■ **RECORDED INFORMATION**:
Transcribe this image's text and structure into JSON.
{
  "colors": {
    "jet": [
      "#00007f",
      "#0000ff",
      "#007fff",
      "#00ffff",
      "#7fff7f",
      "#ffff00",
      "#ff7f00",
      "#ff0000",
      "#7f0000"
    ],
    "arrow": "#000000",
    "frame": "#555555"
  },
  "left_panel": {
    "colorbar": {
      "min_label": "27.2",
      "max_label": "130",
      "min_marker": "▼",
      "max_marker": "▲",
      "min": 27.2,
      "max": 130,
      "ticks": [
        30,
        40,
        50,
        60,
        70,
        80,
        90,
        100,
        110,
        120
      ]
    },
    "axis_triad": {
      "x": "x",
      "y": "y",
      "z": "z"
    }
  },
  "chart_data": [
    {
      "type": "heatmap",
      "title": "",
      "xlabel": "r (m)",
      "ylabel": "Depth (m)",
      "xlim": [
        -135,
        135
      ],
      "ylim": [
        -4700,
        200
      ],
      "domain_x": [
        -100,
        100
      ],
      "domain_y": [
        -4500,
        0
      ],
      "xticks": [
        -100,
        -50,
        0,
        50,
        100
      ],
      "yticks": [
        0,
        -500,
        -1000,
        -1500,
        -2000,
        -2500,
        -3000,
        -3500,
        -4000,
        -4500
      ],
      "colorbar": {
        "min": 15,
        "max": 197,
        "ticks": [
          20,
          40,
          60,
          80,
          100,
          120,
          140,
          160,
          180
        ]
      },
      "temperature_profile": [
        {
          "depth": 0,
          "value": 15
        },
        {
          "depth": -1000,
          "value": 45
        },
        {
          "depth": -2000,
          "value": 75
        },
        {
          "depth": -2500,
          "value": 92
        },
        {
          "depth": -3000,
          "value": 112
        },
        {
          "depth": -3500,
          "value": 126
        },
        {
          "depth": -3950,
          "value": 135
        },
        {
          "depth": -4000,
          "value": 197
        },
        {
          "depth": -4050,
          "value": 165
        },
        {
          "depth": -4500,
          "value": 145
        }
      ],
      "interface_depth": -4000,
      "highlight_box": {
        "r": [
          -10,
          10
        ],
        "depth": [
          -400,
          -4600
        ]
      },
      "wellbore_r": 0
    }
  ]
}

■ **PROBLEM STATEMENT**: Above are some records; extract every one of them exactly.

■ **RIGHT ANSWER**:
Transcribe this image's text and structure into JSON.
{
  "colors": {
    "jet": [
      "#00007f",
      "#0000ff",
      "#007fff",
      "#00ffff",
      "#7fff7f",
      "#ffff00",
      "#ff7f00",
      "#ff0000",
      "#7f0000"
    ],
    "arrow": "#000000",
    "frame": "#555555"
  },
  "left_panel": {
    "colorbar": {
      "min_label": "27.2",
      "max_label": "130",
      "min_marker": "▼",
      "max_marker": "▲",
      "min": 27.2,
      "max": 130,
      "ticks": [
        30,
        40,
        50,
        60,
        70,
        80,
        90,
        100,
        110,
        120
      ]
    },
    "axis_triad": {
      "x": "x",
      "y": "y",
      "z": "z"
    }
  },
  "chart_data": [
    {
      "type": "heatmap",
      "title": "",
      "xlabel": "r (m)",
      "ylabel": "Depth (m)",
      "xlim": [
        -135,
        135
      ],
      "ylim": [
        -4700,
        200
      ],
      "domain_x": [
        -100,
        100
      ],
      "domain_y": [
        -4500,
        0
      ],
      "xticks": [
        -100,
        -50,
        0,
        50,
        100
      ],
      "yticks": [
        0,
        -500,
        -1000,
        -1500,
        -2000,
        -2500,
        -3000,
        -3500,
        -4000,
        -4500
      ],
      "colorbar": {
        "min": 15,
        "max": 197,
        "ticks": [
          20,
          40,
          60,
          80,
          100,
          120,
          140,
          160,
          180
        ]
      },
      "temperature_profile": [
        {
          "depth": 0,
          "value": 15
        },
        {
          "depth": -1000,
          "value": 45
        },
        {
          "depth": -2000,
          "value": 75
        },
        {
          "depth": -2500,
          "value": 92
        },
        {
          "depth": -3000,
          "value": 112
        },
        {
          "depth": -3500,
          "value": 126
        },
        {
          "depth": -3950,
          "value": 135
        },
        {
          "depth": -4000,
          "value": 197
        },
        {
          "depth": -4050,
          "value": 165
        },
        {
          "depth": -4500,
          "value": 145
        }
      ],
      "interface_depth": -4000,
      "highlight_box": {
        "r": [
          -10,
          10
        ],
        "depth": [
          -400,
          -4600
        ]
      },
      "wellbore_r": 0
    }
  ]
}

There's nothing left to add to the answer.